→ Tasks
- A) Answer these questions using the passage on measuring how observations affect weather forecasts.
(i) On what method is the forecast sensitivity to observation (FSO) based?
(ii) According to several FSO studies using global models, which observations had the largest effect on the 24-hour forecast?
(iii) What fraction of observations was generally beneficial in several global models?
- B) Continue the passage on measuring how observations affect weather forecasts, starting after its final sentence.

→ Page excerpt
In recent data assimilation studies, considerable effort has been focused on quantitatively evaluating the effects of observations on numerical weather forecasts. The effects of observations on forecasts have traditionally been assessed using observing system experiments (OSEs). In OSEs, the effects of specific observations are evaluated by comparing the forecast that was integrated from the original analysis made by assimilating the reference set of observations with the forecast integrated from the new analysis made by subtracting (adding) the specific observations from (to) the reference set of observations (e.g. Jung et al., 2010, 2012, 2013). Because of high computational costs, OSEs have been used to estimate the effects of a limited number of observations on specific forecasts. In contrast, the forecast sensitivity to observation (FSO), which is based on the adjoint method, can simultaneously calculate the effects of all of the observations on specific forecasts. Therefore, the FSO is useful for assessing the effect of each observation on forecasts in operational numerical weather prediction (NWP) systems (e.g. Langland and Baker, 2004; Cardinali, 2009; Gelaro and Zhu, 2009; Gelaro et al., 2010; Joo et al., 2013; Jung et al., 2013; Kim and Kim, 2013; Lorenc and Marriott, 2013). The adjoint-based FSO has been used to produce observation impact statistics (OBIS) in operational centres to monitor the effect of each observation on forecasts using a large number of samples (Jung et al., 2013); furthermore, this method has also been used for specific high-impact weather cases in Korea (Kim et al., 2013).

Many statistical methods have been used to evaluate the effects of observations on forecasts in FSO studies. For example, time-averaged observation impacts and the fraction of beneficial observations are calculated using samples extracted from the population. Several FSO studies using global models revealed that the effects of AMSU-A observations (Table 1) on the 24-hour forecast were the largest in operational NWP models, followed by SOUND observations (Cardinali, 2009; Gelaro and Zhu, 2009; Gelaro et al., 2010; Lorenc and Marriott, 2013). In addition, the fraction of beneficial observations that reduced the forecast error among all observations assimilated in several global models was generally 50–55%. In contrast, the fraction of beneficial observations increased by approximately 60% in the regional Weather Research and Forecasting (WRF) model (Jung et al., 2013).

(Element location listings)
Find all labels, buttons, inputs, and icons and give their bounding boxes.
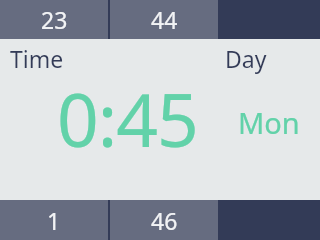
staticText: 46 (151, 205, 178, 236)
button[interactable]: 23 (0, 0, 108, 39)
button[interactable]: 1 (0, 200, 108, 240)
staticText: Day (225, 43, 267, 74)
staticText: 23 (41, 4, 68, 35)
staticText: 44 (151, 4, 178, 35)
button[interactable]: 44 (110, 0, 218, 39)
button[interactable]: 46 (110, 200, 218, 240)
button[interactable]: Mon (238, 103, 300, 142)
button[interactable]: 0:45 (57, 69, 198, 168)
staticText: Time (10, 43, 64, 74)
staticText: 1 (47, 205, 61, 236)
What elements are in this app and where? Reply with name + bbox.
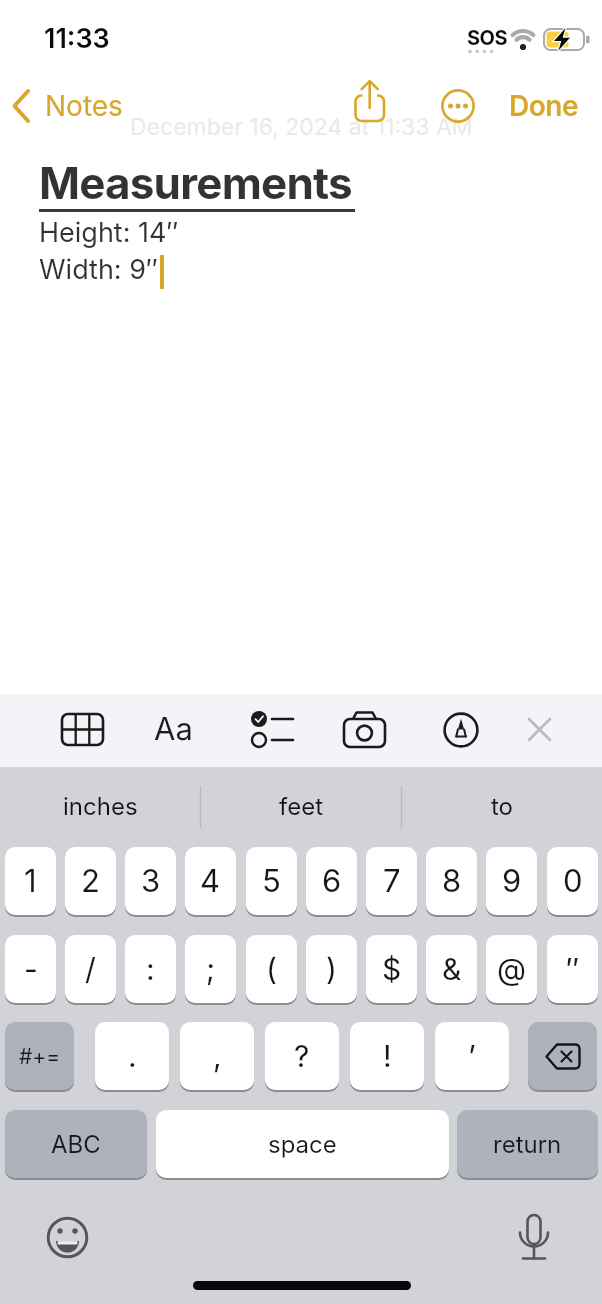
button[interactable]: $ — [366, 935, 417, 1003]
staticText: ’ — [468, 1038, 476, 1074]
staticText: ABC — [51, 1130, 101, 1159]
button[interactable] — [513, 1208, 555, 1264]
staticText: ! — [383, 1038, 392, 1074]
button[interactable]: Done — [505, 86, 585, 126]
staticText: ; — [206, 951, 216, 987]
button[interactable]: & — [426, 935, 477, 1003]
button[interactable]: 6 — [306, 847, 357, 915]
button[interactable]: 8 — [426, 847, 477, 915]
button[interactable]: 2 — [65, 847, 116, 915]
staticText: SOS — [467, 26, 508, 50]
staticText: 11:33 — [44, 22, 110, 55]
staticText: 2 — [81, 862, 100, 900]
button[interactable]: . — [95, 1022, 169, 1090]
button[interactable]: feet — [201, 772, 401, 840]
staticText: space — [268, 1130, 337, 1159]
staticText: . — [128, 1038, 137, 1074]
button[interactable]: ; — [185, 935, 236, 1003]
staticText: inches — [63, 792, 138, 821]
staticText: ? — [294, 1038, 310, 1074]
button[interactable]: Notes — [8, 84, 128, 128]
button[interactable]: 5 — [246, 847, 297, 915]
staticText: & — [442, 951, 462, 987]
staticText: 6 — [322, 862, 342, 900]
staticText: Done — [509, 89, 578, 123]
button[interactable]: , — [180, 1022, 254, 1090]
button[interactable]: space — [156, 1110, 449, 1178]
button[interactable] — [246, 706, 298, 752]
staticText: Width: 9″ — [39, 253, 158, 286]
staticText: / — [85, 951, 96, 987]
button[interactable]: 7 — [366, 847, 417, 915]
staticText: #+= — [19, 1044, 61, 1069]
staticText: December 16, 2024 at 11:33 AM — [130, 113, 473, 141]
staticText: 3 — [141, 862, 161, 900]
button[interactable] — [524, 714, 556, 746]
button[interactable]: ″ — [547, 935, 598, 1003]
button[interactable]: to — [402, 772, 602, 840]
button[interactable]: 3 — [125, 847, 176, 915]
button[interactable]: return — [457, 1110, 598, 1178]
button[interactable]: ’ — [435, 1022, 509, 1090]
staticText: ) — [326, 951, 337, 987]
staticText: - — [24, 951, 38, 987]
button[interactable]: 4 — [185, 847, 236, 915]
staticText: feet — [279, 792, 324, 821]
staticText: 4 — [200, 862, 221, 900]
button[interactable]: @ — [486, 935, 537, 1003]
button[interactable]: inches — [0, 772, 200, 840]
staticText: Aa — [154, 710, 193, 748]
button[interactable] — [528, 1022, 597, 1090]
button[interactable]: Aa — [150, 706, 202, 752]
button[interactable]: 9 — [486, 847, 537, 915]
staticText: 1 — [24, 862, 37, 900]
button[interactable]: 1 — [5, 847, 56, 915]
button[interactable] — [58, 710, 106, 750]
staticText: 5 — [262, 862, 281, 900]
staticText: 8 — [442, 862, 462, 900]
button[interactable] — [46, 1216, 90, 1260]
button[interactable]: : — [125, 935, 176, 1003]
button[interactable]: #+= — [5, 1022, 74, 1090]
button[interactable] — [440, 88, 476, 124]
button[interactable]: ABC — [5, 1110, 147, 1178]
staticText: to — [491, 792, 514, 821]
staticText: Measurements — [39, 156, 352, 209]
staticText: 7 — [383, 862, 401, 900]
button[interactable]: ( — [246, 935, 297, 1003]
staticText: return — [493, 1130, 562, 1159]
button[interactable] — [440, 709, 482, 751]
staticText: $ — [382, 951, 402, 987]
staticText: , — [213, 1038, 222, 1074]
button[interactable]: - — [5, 935, 56, 1003]
staticText: Notes — [45, 89, 123, 123]
staticText: 9 — [502, 862, 522, 900]
button[interactable] — [340, 706, 390, 752]
staticText: ″ — [566, 951, 580, 987]
button[interactable] — [348, 76, 392, 128]
button[interactable]: 0 — [547, 847, 598, 915]
staticText: 0 — [563, 862, 583, 900]
button[interactable]: ? — [265, 1022, 339, 1090]
staticText: : — [146, 951, 155, 987]
staticText: Height: 14″ — [39, 216, 179, 249]
button[interactable]: ) — [306, 935, 357, 1003]
staticText: ( — [266, 951, 277, 987]
button[interactable]: / — [65, 935, 116, 1003]
button[interactable]: ! — [350, 1022, 424, 1090]
staticText: @ — [497, 951, 526, 987]
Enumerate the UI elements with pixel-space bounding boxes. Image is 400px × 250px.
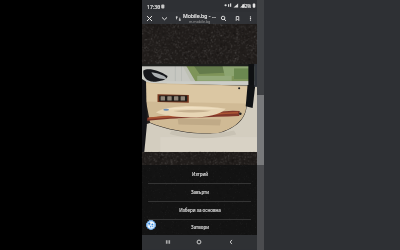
button[interactable]: Expand [158, 12, 170, 24]
button[interactable]: Завърти [142, 183, 257, 201]
button[interactable]: Recents [159, 235, 177, 249]
button[interactable]: Search [217, 12, 229, 24]
staticText: m.mobile.bg [189, 19, 211, 24]
button[interactable]: More options [244, 12, 256, 24]
button[interactable]: Избери за основна [142, 201, 257, 219]
button[interactable]: Bookmark [231, 12, 243, 24]
button[interactable]: Изтрий [142, 165, 257, 183]
button[interactable]: Back [222, 235, 240, 249]
staticText: 62% [242, 3, 252, 9]
staticText: Завърти [191, 189, 209, 195]
button[interactable]: Close [143, 12, 155, 24]
button[interactable]: Затвори [142, 219, 257, 235]
staticText: Избери за основна [179, 207, 221, 213]
staticText: Затвори [191, 224, 209, 230]
staticText: Mobile.bg - ... [183, 12, 216, 19]
button[interactable]: Site icon [146, 220, 156, 230]
staticText: Изтрий [192, 171, 208, 177]
button[interactable]: Home [190, 235, 208, 249]
staticText: 17:30 [147, 3, 161, 10]
button[interactable]: Translate [172, 12, 184, 24]
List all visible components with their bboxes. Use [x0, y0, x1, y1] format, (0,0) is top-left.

→ Responses per task
- A)
(i) The adjoint method.
(ii) AMSU-A observations.
(iii) Generally 50–55%.

- B)
The uncertainty in the observation impact is subject to various sources such as errors in the verification state, errors in the approximation measure, the sampling error, etc. Lorenc and Marriott (2013) identified three sources of error in the OBIS: observation errors, errors in the verifying analysis and errors in the assumed background error covariances for growing modes. Because it is relatively difficult to quantify the other sources of errors, the uncertainty in the observation impact has been assessed using the sampling error. Therefore, this study is confined to the uncertainty in the observation impact induced by the sampling error. Generally, the random error is used to calculate the sampling error under the assumption that the samples are randomly selected from the population. In fact, the samples of the OBIS are correlated with each other because the same observations and numerical model are used in the assimilation. Nevertheless, the sampling error that considers correlations between the samples has not been used for the OBIS. Therefore, this study proposes a method for determining the realistic sampling error of the OBIS by considering the correlations between the samples. For this purpose, the sampling error that considers correlations between the samples is compared with the sampling error based on random selections for the OBIS in summer and winter months. The OBIS are obtained using the FSO tool (Lorenc and Marriott, 2013; Joo et al., 2013; Kim and Kim, 2013; Kim et al., 2013) of the Korea Meteorological Administration (KMA) unified model (UM). Section 2 introduces the methodology, Section 3 provides the results and Section 4 presents a summary and discussion.

## 2. Methodology

### 2.1. Observation impact

The nonlinear forecast error reduction (FER) is defined as follows (Jung et al., 2013; Kim and Kim, 2013):

(1 )
$\delta R={\left({\mathbf{x}}^{fa}-{\mathbf{x}}^{t}\right)}^{T}\mathbf{C}\left({\mathbf{x}}^{fa}-{\mathbf{x}}^{t}\right)-{\left({\mathbf{x}}^{fb}-{\mathbf{x}}^{t}\right)}^{T}\mathbf{C}\left({\mathbf{x}}^{fb}-{\mathbf{x}}^{t}\right)$
where xfa and xfb are the forecasts integrated from the analysis and background respectively, xt is the true state and C is a diagonal norm matrix. Because the true state is not known, the analysis of the 4-dimensional variational data assimilation (4DVAR) system of the KMA UM is used as the true state. The xfaxt and xfbxt in eq. (1) are replaced by $\delta {\mathbf{w}}_{t}^{fa}$ and $\delta {\mathbf{w}}_{t}^{fb}$, respectively. Then, eq. (1) becomes equivalent to
(2 )
$\delta R={\left(\delta {\mathbf{w}}_{t}^{fa}\right)}^{T}\mathbf{C}\delta {\mathbf{w}}_{t}^{fa}-{\left(\delta {\mathbf{w}}_{t}^{fb}\right)}^{T}\mathbf{C}\delta {\mathbf{w}}_{t}^{fb}$
In Lorenc and Marriott (2013), the right-hand side of eq. (2) is estimated using the full nonlinear model; subsequently, eq. (2) becomes
(3 )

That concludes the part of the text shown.